Every line of the material below must be repeated exactly.

□ □ □ □ □ □ □

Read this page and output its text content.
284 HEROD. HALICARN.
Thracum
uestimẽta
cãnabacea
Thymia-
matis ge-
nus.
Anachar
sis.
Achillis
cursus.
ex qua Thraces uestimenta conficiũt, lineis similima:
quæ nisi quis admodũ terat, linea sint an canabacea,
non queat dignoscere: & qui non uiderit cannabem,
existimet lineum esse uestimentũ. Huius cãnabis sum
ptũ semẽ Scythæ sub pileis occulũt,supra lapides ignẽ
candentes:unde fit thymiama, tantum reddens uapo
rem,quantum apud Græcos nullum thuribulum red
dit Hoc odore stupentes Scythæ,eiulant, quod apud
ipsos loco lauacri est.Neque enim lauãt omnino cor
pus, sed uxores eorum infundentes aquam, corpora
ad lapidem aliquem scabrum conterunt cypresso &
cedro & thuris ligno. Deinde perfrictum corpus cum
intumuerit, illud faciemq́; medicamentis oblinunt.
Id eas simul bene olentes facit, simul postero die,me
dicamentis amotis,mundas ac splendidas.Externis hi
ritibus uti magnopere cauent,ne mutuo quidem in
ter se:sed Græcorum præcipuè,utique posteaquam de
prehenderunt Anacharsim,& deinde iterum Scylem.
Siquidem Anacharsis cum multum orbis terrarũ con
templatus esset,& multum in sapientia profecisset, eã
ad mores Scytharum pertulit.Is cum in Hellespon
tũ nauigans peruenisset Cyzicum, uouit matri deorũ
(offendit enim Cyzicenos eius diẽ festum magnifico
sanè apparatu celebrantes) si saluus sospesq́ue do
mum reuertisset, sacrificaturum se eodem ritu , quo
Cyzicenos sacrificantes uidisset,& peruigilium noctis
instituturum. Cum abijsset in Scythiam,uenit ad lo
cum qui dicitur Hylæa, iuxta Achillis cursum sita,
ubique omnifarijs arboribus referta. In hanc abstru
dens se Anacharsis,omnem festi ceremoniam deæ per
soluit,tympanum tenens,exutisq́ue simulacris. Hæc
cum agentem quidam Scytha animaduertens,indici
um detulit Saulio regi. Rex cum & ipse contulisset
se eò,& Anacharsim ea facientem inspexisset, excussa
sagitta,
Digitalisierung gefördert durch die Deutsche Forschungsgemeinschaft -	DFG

□ □ □ □ □ □ □

Result below:
Read this page and output its text content.
284 HEROD. HALICARN.
Thracum
uestimẽta
cãnabacea
Thymia-
matis ge-
nus.
Anachar
sis.
Achillis
cursus.
ex qua Thraces uestimenta conficiũt, lineis similima:
quæ nisi quis admodũ terat, linea sint an canabacea,
non queat dignoscere: & qui non uiderit cannabem,
existimet lineum esse uestimentũ. Huius cãnabis sum
ptũ semẽ Scythæ sub pileis occulũt,supra lapides ignẽ
candentes:unde fit thymiama, tantum reddens uapo
rem,quantum apud Græcos nullum thuribulum red
dit Hoc odore stupentes Scythæ,eiulant, quod apud
ipsos loco lauacri est.Neque enim lauãt omnino cor
pus, sed uxores eorum infundentes aquam, corpora
ad lapidem aliquem scabrum conterunt cypresso &
cedro & thuris ligno. Deinde perfrictum corpus cum
intumuerit, illud faciemq́; medicamentis oblinunt.
Id eas simul bene olentes facit, simul postero die,me
dicamentis amotis,mundas ac splendidas.Externis hi
ritibus uti magnopere cauent,ne mutuo quidem in
ter se:sed Græcorum præcipuè,utique posteaquam de
prehenderunt Anacharsim,& deinde iterum Scylem.
Siquidem Anacharsis cum multum orbis terrarũ con
templatus esset,& multum in sapientia profecisset, eã
ad mores Scytharum pertulit.Is cum in Hellespon
tũ nauigans peruenisset Cyzicum, uouit matri deorũ
(offendit enim Cyzicenos eius diẽ festum magnifico
sanè apparatu celebrantes) si saluus sospesq́ue do
mum reuertisset, sacrificaturum se eodem ritu , quo
Cyzicenos sacrificantes uidisset,& peruigilium noctis
instituturum. Cum abijsset in Scythiam,uenit ad lo
cum qui dicitur Hylæa, iuxta Achillis cursum sita,
ubique omnifarijs arboribus referta. In hanc abstru
dens se Anacharsis,omnem festi ceremoniam deæ per
soluit,tympanum tenens,exutisq́ue simulacris. Hæc
cum agentem quidam Scytha animaduertens,indici
um detulit Saulio regi. Rex cum & ipse contulisset
se eò,& Anacharsim ea facientem inspexisset, excussa
sagitta,
Digitalisierung gefördert durch die Deutsche Forschungsgemeinschaft -	DFG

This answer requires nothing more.